#### [Task to complete]
Write out the listing below in full and exactly, leaving out every picture.

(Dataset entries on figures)
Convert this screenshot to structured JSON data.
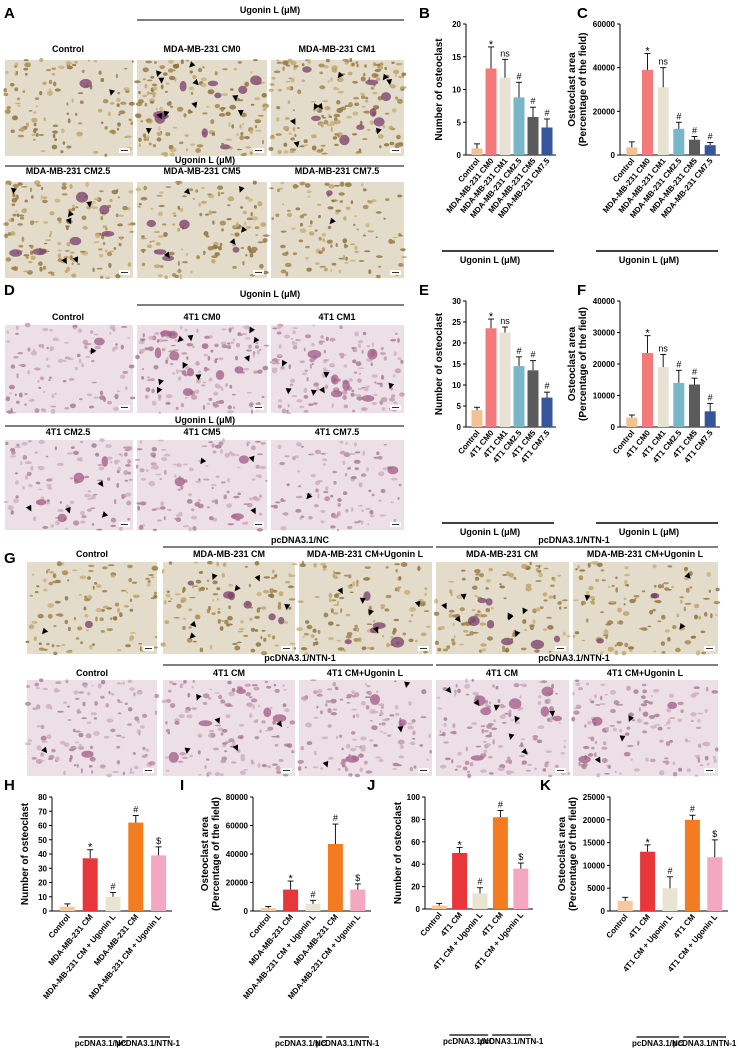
{
  "panels": {
    "A": {
      "label": "A",
      "group_label": "Ugonin L (μM)",
      "group_label_2": "Ugonin L (μM)",
      "images": [
        "Control",
        "MDA-MB-231 CM0",
        "MDA-MB-231 CM1",
        "MDA-MB-231 CM2.5",
        "MDA-MB-231 CM5",
        "MDA-MB-231 CM7.5"
      ]
    },
    "D": {
      "label": "D",
      "group_label": "Ugonin L (μM)",
      "group_label_2": "Ugonin L (μM)",
      "images": [
        "Control",
        "4T1 CM0",
        "4T1 CM1",
        "4T1 CM2.5",
        "4T1 CM5",
        "4T1 CM7.5"
      ]
    },
    "G": {
      "label": "G",
      "row1_groups": [
        "pcDNA3.1/NC",
        "pcDNA3.1/NTN-1"
      ],
      "row1_images": [
        "Control",
        "MDA-MB-231 CM",
        "MDA-MB-231 CM+Ugonin L",
        "MDA-MB-231 CM",
        "MDA-MB-231 CM+Ugonin L"
      ],
      "row2_groups": [
        "pcDNA3.1/NTN-1",
        "pcDNA3.1/NTN-1"
      ],
      "row2_images": [
        "Control",
        "4T1 CM",
        "4T1 CM+Ugonin L",
        "4T1 CM",
        "4T1 CM+Ugonin L"
      ]
    }
  },
  "colors": {
    "control": "#f2c294",
    "cm0": "#f27a7a",
    "cm1": "#e8e2d4",
    "cm25": "#79b6c8",
    "cm5": "#5b5b5b",
    "cm75": "#36559a",
    "h_control": "#f5c89e",
    "h_cm": "#e8373a",
    "h_cmug": "#e9e3d2",
    "h_ntn": "#f47c20",
    "h_ntnug": "#f4a7c1"
  },
  "chart_data": [
    {
      "panel": "B",
      "type": "bar",
      "ylabel": "Number of osteoclast",
      "ylim": [
        0,
        20
      ],
      "yticks": [
        0,
        5,
        10,
        15,
        20
      ],
      "categories": [
        "Control",
        "MDA-MB-231 CM0",
        "MDA-MB-231 CM1",
        "MDA-MB-231 CM2.5",
        "MDA-MB-231 CM5",
        "MDA-MB-231 CM7.5"
      ],
      "values": [
        1,
        13.2,
        11.8,
        8.8,
        5.8,
        4.2
      ],
      "errors": [
        0.7,
        3.3,
        2.8,
        2.3,
        1.5,
        1.3
      ],
      "marks": [
        "",
        "*",
        "ns",
        "#",
        "#",
        "#"
      ],
      "group_label": "Ugonin L (μM)"
    },
    {
      "panel": "C",
      "type": "bar",
      "ylabel": "Osteoclast area\n(Percentage of the field)",
      "ylim": [
        0,
        60000
      ],
      "yticks": [
        0,
        20000,
        40000,
        60000
      ],
      "categories": [
        "Control",
        "MDA-MB-231 CM0",
        "MDA-MB-231 CM1",
        "MDA-MB-231 CM2.5",
        "MDA-MB-231 CM5",
        "MDA-MB-231 CM7.5"
      ],
      "values": [
        3500,
        39000,
        31000,
        12000,
        7000,
        4500
      ],
      "errors": [
        2500,
        7500,
        9000,
        3000,
        1500,
        1200
      ],
      "marks": [
        "",
        "*",
        "ns",
        "#",
        "#",
        "#"
      ],
      "group_label": "Ugonin L (μM)"
    },
    {
      "panel": "E",
      "type": "bar",
      "ylabel": "Number of osteoclast",
      "ylim": [
        0,
        30
      ],
      "yticks": [
        0,
        5,
        10,
        15,
        20,
        25,
        30
      ],
      "categories": [
        "Control",
        "4T1 CM0",
        "4T1 CM1",
        "4T1 CM2.5",
        "4T1 CM5",
        "4T1 CM7.5"
      ],
      "values": [
        4,
        23.5,
        22.5,
        14.5,
        13.5,
        7
      ],
      "errors": [
        0.7,
        2.2,
        1.3,
        2.2,
        2.3,
        1.3
      ],
      "marks": [
        "",
        "*",
        "ns",
        "#",
        "#",
        "#"
      ],
      "group_label": "Ugonin L (μM)"
    },
    {
      "panel": "F",
      "type": "bar",
      "ylabel": "Osteoclast area\n(Percentage of the field)",
      "ylim": [
        0,
        40000
      ],
      "yticks": [
        0,
        10000,
        20000,
        30000,
        40000
      ],
      "categories": [
        "Control",
        "4T1 CM0",
        "4T1 CM1",
        "4T1 CM2.5",
        "4T1 CM5",
        "4T1 CM7.5"
      ],
      "values": [
        3000,
        23500,
        19000,
        14000,
        13500,
        5000
      ],
      "errors": [
        800,
        5500,
        4000,
        4000,
        2000,
        2500
      ],
      "marks": [
        "",
        "*",
        "ns",
        "#",
        "#",
        "#"
      ],
      "group_label": "Ugonin L (μM)"
    },
    {
      "panel": "H",
      "type": "bar",
      "ylabel": "Number of osteoclast",
      "ylim": [
        0,
        80
      ],
      "yticks": [
        0,
        10,
        20,
        30,
        40,
        50,
        60,
        70,
        80
      ],
      "categories": [
        "Control",
        "MDA-MB-231 CM",
        "MDA-MB-231 CM + Ugonin L",
        "MDA-MB-231 CM",
        "MDA-MB-231 CM + Ugonin L"
      ],
      "values": [
        3,
        37,
        10,
        62,
        39
      ],
      "errors": [
        2,
        6,
        3,
        5,
        6
      ],
      "marks": [
        "",
        "*",
        "#",
        "#",
        "$"
      ],
      "groups": [
        "pcDNA3.1/NC",
        "pcDNA3.1/NTN-1"
      ]
    },
    {
      "panel": "I",
      "type": "bar",
      "ylabel": "Osteoclast area\n(Percentage of the field)",
      "ylim": [
        0,
        80000
      ],
      "yticks": [
        0,
        20000,
        40000,
        60000,
        80000
      ],
      "categories": [
        "Control",
        "MDA-MB-231 CM",
        "MDA-MB-231 CM + Ugonin L",
        "MDA-MB-231 CM",
        "MDA-MB-231 CM + Ugonin L"
      ],
      "values": [
        2000,
        15000,
        5000,
        47000,
        15000
      ],
      "errors": [
        1200,
        6000,
        2500,
        14000,
        4000
      ],
      "marks": [
        "",
        "*",
        "#",
        "#",
        "$"
      ],
      "groups": [
        "pcDNA3.1/NC",
        "pcDNA3.1/NTN-1"
      ]
    },
    {
      "panel": "J",
      "type": "bar",
      "ylabel": "Number of osteoclast",
      "ylim": [
        0,
        100
      ],
      "yticks": [
        0,
        20,
        40,
        60,
        80,
        100
      ],
      "categories": [
        "Control",
        "4T1 CM",
        "4T1 CM + Ugonin L",
        "4T1 CM",
        "4T1 CM + Ugonin L"
      ],
      "values": [
        3,
        50,
        14,
        82,
        36
      ],
      "errors": [
        2,
        5,
        5,
        6,
        5
      ],
      "marks": [
        "",
        "*",
        "#",
        "#",
        "$"
      ],
      "groups": [
        "pcDNA3.1/NC",
        "pcDNA3.1/NTN-1"
      ]
    },
    {
      "panel": "K",
      "type": "bar",
      "ylabel": "Osteoclast area\n(Percentage of the field)",
      "ylim": [
        0,
        25000
      ],
      "yticks": [
        0,
        5000,
        10000,
        15000,
        20000,
        25000
      ],
      "categories": [
        "Control",
        "4T1 CM",
        "4T1 CM + Ugonin L",
        "4T1 CM",
        "4T1 CM + Ugonin L"
      ],
      "values": [
        2200,
        13000,
        5000,
        20000,
        11800
      ],
      "errors": [
        800,
        1500,
        2500,
        1000,
        3800
      ],
      "marks": [
        "",
        "*",
        "#",
        "#",
        "$"
      ],
      "groups": [
        "pcDNA3.1/NC",
        "pcDNA3.1/NTN-1"
      ]
    }
  ]
}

#### [Reply to the exercise]
Convert this screenshot to structured JSON data.
{
  "panels": {
    "A": {
      "label": "A",
      "group_label": "Ugonin L (μM)",
      "group_label_2": "Ugonin L (μM)",
      "images": [
        "Control",
        "MDA-MB-231 CM0",
        "MDA-MB-231 CM1",
        "MDA-MB-231 CM2.5",
        "MDA-MB-231 CM5",
        "MDA-MB-231 CM7.5"
      ]
    },
    "D": {
      "label": "D",
      "group_label": "Ugonin L (μM)",
      "group_label_2": "Ugonin L (μM)",
      "images": [
        "Control",
        "4T1 CM0",
        "4T1 CM1",
        "4T1 CM2.5",
        "4T1 CM5",
        "4T1 CM7.5"
      ]
    },
    "G": {
      "label": "G",
      "row1_groups": [
        "pcDNA3.1/NC",
        "pcDNA3.1/NTN-1"
      ],
      "row1_images": [
        "Control",
        "MDA-MB-231 CM",
        "MDA-MB-231 CM+Ugonin L",
        "MDA-MB-231 CM",
        "MDA-MB-231 CM+Ugonin L"
      ],
      "row2_groups": [
        "pcDNA3.1/NTN-1",
        "pcDNA3.1/NTN-1"
      ],
      "row2_images": [
        "Control",
        "4T1 CM",
        "4T1 CM+Ugonin L",
        "4T1 CM",
        "4T1 CM+Ugonin L"
      ]
    }
  },
  "colors": {
    "control": "#f2c294",
    "cm0": "#f27a7a",
    "cm1": "#e8e2d4",
    "cm25": "#79b6c8",
    "cm5": "#5b5b5b",
    "cm75": "#36559a",
    "h_control": "#f5c89e",
    "h_cm": "#e8373a",
    "h_cmug": "#e9e3d2",
    "h_ntn": "#f47c20",
    "h_ntnug": "#f4a7c1"
  },
  "chart_data": [
    {
      "panel": "B",
      "type": "bar",
      "ylabel": "Number of osteoclast",
      "ylim": [
        0,
        20
      ],
      "yticks": [
        0,
        5,
        10,
        15,
        20
      ],
      "categories": [
        "Control",
        "MDA-MB-231 CM0",
        "MDA-MB-231 CM1",
        "MDA-MB-231 CM2.5",
        "MDA-MB-231 CM5",
        "MDA-MB-231 CM7.5"
      ],
      "values": [
        1,
        13.2,
        11.8,
        8.8,
        5.8,
        4.2
      ],
      "errors": [
        0.7,
        3.3,
        2.8,
        2.3,
        1.5,
        1.3
      ],
      "marks": [
        "",
        "*",
        "ns",
        "#",
        "#",
        "#"
      ],
      "group_label": "Ugonin L (μM)"
    },
    {
      "panel": "C",
      "type": "bar",
      "ylabel": "Osteoclast area\n(Percentage of the field)",
      "ylim": [
        0,
        60000
      ],
      "yticks": [
        0,
        20000,
        40000,
        60000
      ],
      "categories": [
        "Control",
        "MDA-MB-231 CM0",
        "MDA-MB-231 CM1",
        "MDA-MB-231 CM2.5",
        "MDA-MB-231 CM5",
        "MDA-MB-231 CM7.5"
      ],
      "values": [
        3500,
        39000,
        31000,
        12000,
        7000,
        4500
      ],
      "errors": [
        2500,
        7500,
        9000,
        3000,
        1500,
        1200
      ],
      "marks": [
        "",
        "*",
        "ns",
        "#",
        "#",
        "#"
      ],
      "group_label": "Ugonin L (μM)"
    },
    {
      "panel": "E",
      "type": "bar",
      "ylabel": "Number of osteoclast",
      "ylim": [
        0,
        30
      ],
      "yticks": [
        0,
        5,
        10,
        15,
        20,
        25,
        30
      ],
      "categories": [
        "Control",
        "4T1 CM0",
        "4T1 CM1",
        "4T1 CM2.5",
        "4T1 CM5",
        "4T1 CM7.5"
      ],
      "values": [
        4,
        23.5,
        22.5,
        14.5,
        13.5,
        7
      ],
      "errors": [
        0.7,
        2.2,
        1.3,
        2.2,
        2.3,
        1.3
      ],
      "marks": [
        "",
        "*",
        "ns",
        "#",
        "#",
        "#"
      ],
      "group_label": "Ugonin L (μM)"
    },
    {
      "panel": "F",
      "type": "bar",
      "ylabel": "Osteoclast area\n(Percentage of the field)",
      "ylim": [
        0,
        40000
      ],
      "yticks": [
        0,
        10000,
        20000,
        30000,
        40000
      ],
      "categories": [
        "Control",
        "4T1 CM0",
        "4T1 CM1",
        "4T1 CM2.5",
        "4T1 CM5",
        "4T1 CM7.5"
      ],
      "values": [
        3000,
        23500,
        19000,
        14000,
        13500,
        5000
      ],
      "errors": [
        800,
        5500,
        4000,
        4000,
        2000,
        2500
      ],
      "marks": [
        "",
        "*",
        "ns",
        "#",
        "#",
        "#"
      ],
      "group_label": "Ugonin L (μM)"
    },
    {
      "panel": "H",
      "type": "bar",
      "ylabel": "Number of osteoclast",
      "ylim": [
        0,
        80
      ],
      "yticks": [
        0,
        10,
        20,
        30,
        40,
        50,
        60,
        70,
        80
      ],
      "categories": [
        "Control",
        "MDA-MB-231 CM",
        "MDA-MB-231 CM + Ugonin L",
        "MDA-MB-231 CM",
        "MDA-MB-231 CM + Ugonin L"
      ],
      "values": [
        3,
        37,
        10,
        62,
        39
      ],
      "errors": [
        2,
        6,
        3,
        5,
        6
      ],
      "marks": [
        "",
        "*",
        "#",
        "#",
        "$"
      ],
      "groups": [
        "pcDNA3.1/NC",
        "pcDNA3.1/NTN-1"
      ]
    },
    {
      "panel": "I",
      "type": "bar",
      "ylabel": "Osteoclast area\n(Percentage of the field)",
      "ylim": [
        0,
        80000
      ],
      "yticks": [
        0,
        20000,
        40000,
        60000,
        80000
      ],
      "categories": [
        "Control",
        "MDA-MB-231 CM",
        "MDA-MB-231 CM + Ugonin L",
        "MDA-MB-231 CM",
        "MDA-MB-231 CM + Ugonin L"
      ],
      "values": [
        2000,
        15000,
        5000,
        47000,
        15000
      ],
      "errors": [
        1200,
        6000,
        2500,
        14000,
        4000
      ],
      "marks": [
        "",
        "*",
        "#",
        "#",
        "$"
      ],
      "groups": [
        "pcDNA3.1/NC",
        "pcDNA3.1/NTN-1"
      ]
    },
    {
      "panel": "J",
      "type": "bar",
      "ylabel": "Number of osteoclast",
      "ylim": [
        0,
        100
      ],
      "yticks": [
        0,
        20,
        40,
        60,
        80,
        100
      ],
      "categories": [
        "Control",
        "4T1 CM",
        "4T1 CM + Ugonin L",
        "4T1 CM",
        "4T1 CM + Ugonin L"
      ],
      "values": [
        3,
        50,
        14,
        82,
        36
      ],
      "errors": [
        2,
        5,
        5,
        6,
        5
      ],
      "marks": [
        "",
        "*",
        "#",
        "#",
        "$"
      ],
      "groups": [
        "pcDNA3.1/NC",
        "pcDNA3.1/NTN-1"
      ]
    },
    {
      "panel": "K",
      "type": "bar",
      "ylabel": "Osteoclast area\n(Percentage of the field)",
      "ylim": [
        0,
        25000
      ],
      "yticks": [
        0,
        5000,
        10000,
        15000,
        20000,
        25000
      ],
      "categories": [
        "Control",
        "4T1 CM",
        "4T1 CM + Ugonin L",
        "4T1 CM",
        "4T1 CM + Ugonin L"
      ],
      "values": [
        2200,
        13000,
        5000,
        20000,
        11800
      ],
      "errors": [
        800,
        1500,
        2500,
        1000,
        3800
      ],
      "marks": [
        "",
        "*",
        "#",
        "#",
        "$"
      ],
      "groups": [
        "pcDNA3.1/NC",
        "pcDNA3.1/NTN-1"
      ]
    }
  ]
}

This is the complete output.